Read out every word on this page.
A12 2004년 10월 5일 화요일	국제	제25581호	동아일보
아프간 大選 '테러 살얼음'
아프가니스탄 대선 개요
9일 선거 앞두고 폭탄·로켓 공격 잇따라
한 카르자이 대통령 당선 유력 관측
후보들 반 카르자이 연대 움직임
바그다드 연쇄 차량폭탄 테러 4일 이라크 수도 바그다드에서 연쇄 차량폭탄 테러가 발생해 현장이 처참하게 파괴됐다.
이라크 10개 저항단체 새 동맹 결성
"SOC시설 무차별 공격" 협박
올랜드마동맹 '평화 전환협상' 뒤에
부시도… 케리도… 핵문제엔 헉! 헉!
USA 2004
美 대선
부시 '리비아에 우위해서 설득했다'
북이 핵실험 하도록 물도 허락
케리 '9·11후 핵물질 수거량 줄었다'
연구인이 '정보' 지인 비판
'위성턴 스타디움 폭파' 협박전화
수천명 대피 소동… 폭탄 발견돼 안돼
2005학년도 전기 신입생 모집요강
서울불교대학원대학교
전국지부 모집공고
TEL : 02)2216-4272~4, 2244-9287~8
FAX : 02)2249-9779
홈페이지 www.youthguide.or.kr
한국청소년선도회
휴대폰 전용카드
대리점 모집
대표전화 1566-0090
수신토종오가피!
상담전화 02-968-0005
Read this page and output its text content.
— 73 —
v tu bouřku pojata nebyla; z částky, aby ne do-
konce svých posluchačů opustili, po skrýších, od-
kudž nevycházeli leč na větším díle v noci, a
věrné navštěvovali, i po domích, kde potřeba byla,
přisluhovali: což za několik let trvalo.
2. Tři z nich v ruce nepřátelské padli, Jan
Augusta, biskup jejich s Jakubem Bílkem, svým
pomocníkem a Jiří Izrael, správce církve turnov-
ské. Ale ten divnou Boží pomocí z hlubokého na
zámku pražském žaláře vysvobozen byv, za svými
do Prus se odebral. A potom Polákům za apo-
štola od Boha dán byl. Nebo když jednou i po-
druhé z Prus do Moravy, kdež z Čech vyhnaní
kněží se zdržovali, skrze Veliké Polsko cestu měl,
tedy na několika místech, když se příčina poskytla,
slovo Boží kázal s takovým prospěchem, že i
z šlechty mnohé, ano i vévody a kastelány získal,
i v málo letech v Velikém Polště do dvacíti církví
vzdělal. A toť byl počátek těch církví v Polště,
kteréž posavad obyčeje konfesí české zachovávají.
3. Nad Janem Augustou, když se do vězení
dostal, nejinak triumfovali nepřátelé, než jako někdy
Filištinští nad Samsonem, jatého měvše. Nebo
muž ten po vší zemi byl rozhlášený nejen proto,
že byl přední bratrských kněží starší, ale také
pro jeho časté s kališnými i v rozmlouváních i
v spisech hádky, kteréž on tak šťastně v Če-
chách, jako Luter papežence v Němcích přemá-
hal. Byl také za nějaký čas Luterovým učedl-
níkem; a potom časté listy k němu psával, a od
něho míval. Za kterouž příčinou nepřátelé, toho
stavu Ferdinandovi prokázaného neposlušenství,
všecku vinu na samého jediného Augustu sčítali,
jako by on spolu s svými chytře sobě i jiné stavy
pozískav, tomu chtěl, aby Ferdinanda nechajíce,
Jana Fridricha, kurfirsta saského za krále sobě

★ ★ ★ ★

The request:
Show the data once more, exactly as it was written.

Correct result:
Read out every word on this page.
A12 2004년 10월 5일 화요일	국제	제25581호	동아일보
아프간 大選 '테러 살얼음'
아프가니스탄 대선 개요
9일 선거 앞두고 폭탄·로켓 공격 잇따라
한 카르자이 대통령 당선 유력 관측
후보들 반 카르자이 연대 움직임
바그다드 연쇄 차량폭탄 테러 4일 이라크 수도 바그다드에서 연쇄 차량폭탄 테러가 발생해 현장이 처참하게 파괴됐다.
이라크 10개 저항단체 새 동맹 결성
"SOC시설 무차별 공격" 협박
올랜드마동맹 '평화 전환협상' 뒤에
부시도… 케리도… 핵문제엔 헉! 헉!
USA 2004
美 대선
부시 '리비아에 우위해서 설득했다'
북이 핵실험 하도록 물도 허락
케리 '9·11후 핵물질 수거량 줄었다'
연구인이 '정보' 지인 비판
'위성턴 스타디움 폭파' 협박전화
수천명 대피 소동… 폭탄 발견돼 안돼
2005학년도 전기 신입생 모집요강
서울불교대학원대학교
전국지부 모집공고
TEL : 02)2216-4272~4, 2244-9287~8
FAX : 02)2249-9779
홈페이지 www.youthguide.or.kr
한국청소년선도회
휴대폰 전용카드
대리점 모집
대표전화 1566-0090
수신토종오가피!
상담전화 02-968-0005
Read this page and output its text content.
— 73 —
v tu bouřku pojata nebyla; z částky, aby ne do-
konce svých posluchačů opustili, po skrýších, od-
kudž nevycházeli leč na větším díle v noci, a
věrné navštěvovali, i po domích, kde potřeba byla,
přisluhovali: což za několik let trvalo.
2. Tři z nich v ruce nepřátelské padli, Jan
Augusta, biskup jejich s Jakubem Bílkem, svým
pomocníkem a Jiří Izrael, správce církve turnov-
ské. Ale ten divnou Boží pomocí z hlubokého na
zámku pražském žaláře vysvobozen byv, za svými
do Prus se odebral. A potom Polákům za apo-
štola od Boha dán byl. Nebo když jednou i po-
druhé z Prus do Moravy, kdež z Čech vyhnaní
kněží se zdržovali, skrze Veliké Polsko cestu měl,
tedy na několika místech, když se příčina poskytla,
slovo Boží kázal s takovým prospěchem, že i
z šlechty mnohé, ano i vévody a kastelány získal,
i v málo letech v Velikém Polště do dvacíti církví
vzdělal. A toť byl počátek těch církví v Polště,
kteréž posavad obyčeje konfesí české zachovávají.
3. Nad Janem Augustou, když se do vězení
dostal, nejinak triumfovali nepřátelé, než jako někdy
Filištinští nad Samsonem, jatého měvše. Nebo
muž ten po vší zemi byl rozhlášený nejen proto,
že byl přední bratrských kněží starší, ale také
pro jeho časté s kališnými i v rozmlouváních i
v spisech hádky, kteréž on tak šťastně v Če-
chách, jako Luter papežence v Němcích přemá-
hal. Byl také za nějaký čas Luterovým učedl-
níkem; a potom časté listy k němu psával, a od
něho míval. Za kterouž příčinou nepřátelé, toho
stavu Ferdinandovi prokázaného neposlušenství,
všecku vinu na samého jediného Augustu sčítali,
jako by on spolu s svými chytře sobě i jiné stavy
pozískav, tomu chtěl, aby Ferdinanda nechajíce,
Jana Fridricha, kurfirsta saského za krále sobě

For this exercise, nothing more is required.